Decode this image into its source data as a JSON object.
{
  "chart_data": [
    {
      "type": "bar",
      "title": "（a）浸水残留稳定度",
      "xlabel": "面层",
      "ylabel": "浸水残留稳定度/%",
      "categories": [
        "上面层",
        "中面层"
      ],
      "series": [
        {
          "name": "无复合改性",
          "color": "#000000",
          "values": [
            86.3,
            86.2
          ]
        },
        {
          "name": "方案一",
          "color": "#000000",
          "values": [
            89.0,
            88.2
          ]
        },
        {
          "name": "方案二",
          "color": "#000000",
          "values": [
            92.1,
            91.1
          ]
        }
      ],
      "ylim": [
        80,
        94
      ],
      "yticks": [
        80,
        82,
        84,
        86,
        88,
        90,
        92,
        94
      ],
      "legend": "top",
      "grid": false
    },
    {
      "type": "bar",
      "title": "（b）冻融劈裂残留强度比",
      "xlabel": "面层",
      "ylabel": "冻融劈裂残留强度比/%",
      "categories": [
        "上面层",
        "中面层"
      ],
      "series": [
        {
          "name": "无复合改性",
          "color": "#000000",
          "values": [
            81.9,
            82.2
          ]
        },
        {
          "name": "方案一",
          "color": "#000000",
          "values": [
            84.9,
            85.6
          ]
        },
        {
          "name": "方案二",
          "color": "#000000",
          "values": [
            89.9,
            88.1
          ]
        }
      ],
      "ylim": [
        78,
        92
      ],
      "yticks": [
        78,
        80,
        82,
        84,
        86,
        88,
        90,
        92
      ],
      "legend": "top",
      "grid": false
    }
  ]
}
┄┄┄┄┄┄┄┄┄┄
## Aim of the exercise
Restate the whole listing exactly, leaving out nothing.

## Written solution
Decode this image into its source data as a JSON object.
{
  "chart_data": [
    {
      "type": "bar",
      "title": "（a）浸水残留稳定度",
      "xlabel": "面层",
      "ylabel": "浸水残留稳定度/%",
      "categories": [
        "上面层",
        "中面层"
      ],
      "series": [
        {
          "name": "无复合改性",
          "color": "#000000",
          "values": [
            86.3,
            86.2
          ]
        },
        {
          "name": "方案一",
          "color": "#000000",
          "values": [
            89.0,
            88.2
          ]
        },
        {
          "name": "方案二",
          "color": "#000000",
          "values": [
            92.1,
            91.1
          ]
        }
      ],
      "ylim": [
        80,
        94
      ],
      "yticks": [
        80,
        82,
        84,
        86,
        88,
        90,
        92,
        94
      ],
      "legend": "top",
      "grid": false
    },
    {
      "type": "bar",
      "title": "（b）冻融劈裂残留强度比",
      "xlabel": "面层",
      "ylabel": "冻融劈裂残留强度比/%",
      "categories": [
        "上面层",
        "中面层"
      ],
      "series": [
        {
          "name": "无复合改性",
          "color": "#000000",
          "values": [
            81.9,
            82.2
          ]
        },
        {
          "name": "方案一",
          "color": "#000000",
          "values": [
            84.9,
            85.6
          ]
        },
        {
          "name": "方案二",
          "color": "#000000",
          "values": [
            89.9,
            88.1
          ]
        }
      ],
      "ylim": [
        78,
        92
      ],
      "yticks": [
        78,
        80,
        82,
        84,
        86,
        88,
        90,
        92
      ],
      "legend": "top",
      "grid": false
    }
  ]
}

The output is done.